# Selected excerpt:

Going direct makes sense when you already know exactly which lender and product you want — typically a repeat borrower with an existing relationship, or someone who qualifies cleanly at a bank and just wants the lowest rate. You give up comparison, but you skip the middle step.
A broker makes sense when you don't know which funder will give you the best answer — which is most of the time, especially for younger businesses, imperfect credit, or anyone who values their time. You get many looks at your file from a single application, and the comparison is done for you. The honest summary: go direct when you're certain, use a broker when you want options. For most small and mid-sized businesses, options win.
A Decision Framework: Match the Route to Your Situation
Strip away the marketing and the choice comes down to four inputs: how fast you need the money, your credit and time in business, how much you need, and how much shopping you want to do yourself. Here's how they map:
- You need money this week (payroll, a supplier deadline, an emergency): banks are out on timeline alone. Go online-direct if you already have a funder you trust, or use a broker to get the fastest qualified offer across many funders. Same-day funding is realistic through a broker when the file is clean.
- Strong credit, 2+ years in business, cost is the priority, time isn't: start with a bank or an SBA loan. You'll wait, but you'll get the lowest cost of capital.
- Younger business, imperfect credit, or you've been declined by a bank: a broker maximizes approval odds because your one file gets evaluated by funders with very different credit boxes. See financing options after a bank decline.
- You want the right structure, not just any "yes": comparison is the whole game. A line of credit, a term loan, revenue-based working capital, equipment financing, and invoice-based options all behave differently — a broker lets you see several side by side before committing.
Notice that three of the four situations point toward comparison. That's not an accident of how we drew the framework — it's what the data shows when you look at who actually gets funded.
What 337 Funded Deals Tell Us
Advice is cheap; funded deals are data. Across 337 funded small-business transactions, a few patterns hold up consistently — and they're the kind of thing no single lender will tell you, because each one only sees its own slice.

# Supplied information:
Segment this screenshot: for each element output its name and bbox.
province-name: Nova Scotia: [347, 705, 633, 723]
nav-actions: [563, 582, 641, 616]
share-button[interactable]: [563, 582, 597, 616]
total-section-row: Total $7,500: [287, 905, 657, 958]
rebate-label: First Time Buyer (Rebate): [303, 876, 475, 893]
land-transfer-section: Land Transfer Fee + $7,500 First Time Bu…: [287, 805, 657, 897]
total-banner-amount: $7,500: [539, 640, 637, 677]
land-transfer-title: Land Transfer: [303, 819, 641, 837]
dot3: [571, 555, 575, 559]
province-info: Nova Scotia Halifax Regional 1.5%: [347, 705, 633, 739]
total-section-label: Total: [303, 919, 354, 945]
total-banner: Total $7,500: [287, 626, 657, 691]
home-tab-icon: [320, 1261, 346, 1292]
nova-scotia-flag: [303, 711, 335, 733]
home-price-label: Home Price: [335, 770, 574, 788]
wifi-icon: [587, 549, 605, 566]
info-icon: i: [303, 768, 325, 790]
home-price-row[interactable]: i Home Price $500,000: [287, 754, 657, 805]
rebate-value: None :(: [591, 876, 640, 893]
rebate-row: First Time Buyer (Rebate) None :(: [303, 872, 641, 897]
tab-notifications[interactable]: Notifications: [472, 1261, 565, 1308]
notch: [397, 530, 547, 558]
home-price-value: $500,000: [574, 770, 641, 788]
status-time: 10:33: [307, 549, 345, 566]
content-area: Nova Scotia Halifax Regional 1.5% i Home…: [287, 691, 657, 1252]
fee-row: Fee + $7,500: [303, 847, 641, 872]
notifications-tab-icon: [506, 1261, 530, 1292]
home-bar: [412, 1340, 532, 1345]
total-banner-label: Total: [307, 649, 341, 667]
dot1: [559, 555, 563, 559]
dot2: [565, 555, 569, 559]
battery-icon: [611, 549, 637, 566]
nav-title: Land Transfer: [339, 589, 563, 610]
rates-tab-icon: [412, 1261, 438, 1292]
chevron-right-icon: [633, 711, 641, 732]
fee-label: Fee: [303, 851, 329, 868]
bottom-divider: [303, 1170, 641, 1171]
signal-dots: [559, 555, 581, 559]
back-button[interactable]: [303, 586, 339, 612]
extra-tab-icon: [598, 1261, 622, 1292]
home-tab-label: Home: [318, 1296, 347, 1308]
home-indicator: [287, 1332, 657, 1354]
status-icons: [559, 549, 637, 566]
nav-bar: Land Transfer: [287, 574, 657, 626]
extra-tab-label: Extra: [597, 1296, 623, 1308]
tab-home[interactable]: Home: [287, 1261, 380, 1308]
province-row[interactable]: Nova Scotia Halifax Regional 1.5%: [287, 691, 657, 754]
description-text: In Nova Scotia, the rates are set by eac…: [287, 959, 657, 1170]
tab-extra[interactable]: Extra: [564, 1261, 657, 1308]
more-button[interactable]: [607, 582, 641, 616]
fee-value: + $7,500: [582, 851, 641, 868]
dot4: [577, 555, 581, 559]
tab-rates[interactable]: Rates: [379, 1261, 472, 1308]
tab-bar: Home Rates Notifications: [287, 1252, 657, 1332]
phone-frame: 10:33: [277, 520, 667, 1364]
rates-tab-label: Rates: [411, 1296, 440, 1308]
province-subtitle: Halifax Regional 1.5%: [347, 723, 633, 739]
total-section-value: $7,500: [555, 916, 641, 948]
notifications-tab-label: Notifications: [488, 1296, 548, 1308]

# Work to be completed:
Transcribe the stretch of the business financing passage from "- Strong credit, 2+" through "a bank decline.", word for word.

# Response:
- Strong credit, 2+ years in business, cost is the priority, time isn't: start with a bank or an SBA loan. You'll wait, but you'll get the lowest cost of capital.
- Younger business, imperfect credit, or you've been declined by a bank: a broker maximizes approval odds because your one file gets evaluated by funders with very different credit boxes. See financing options after a bank decline.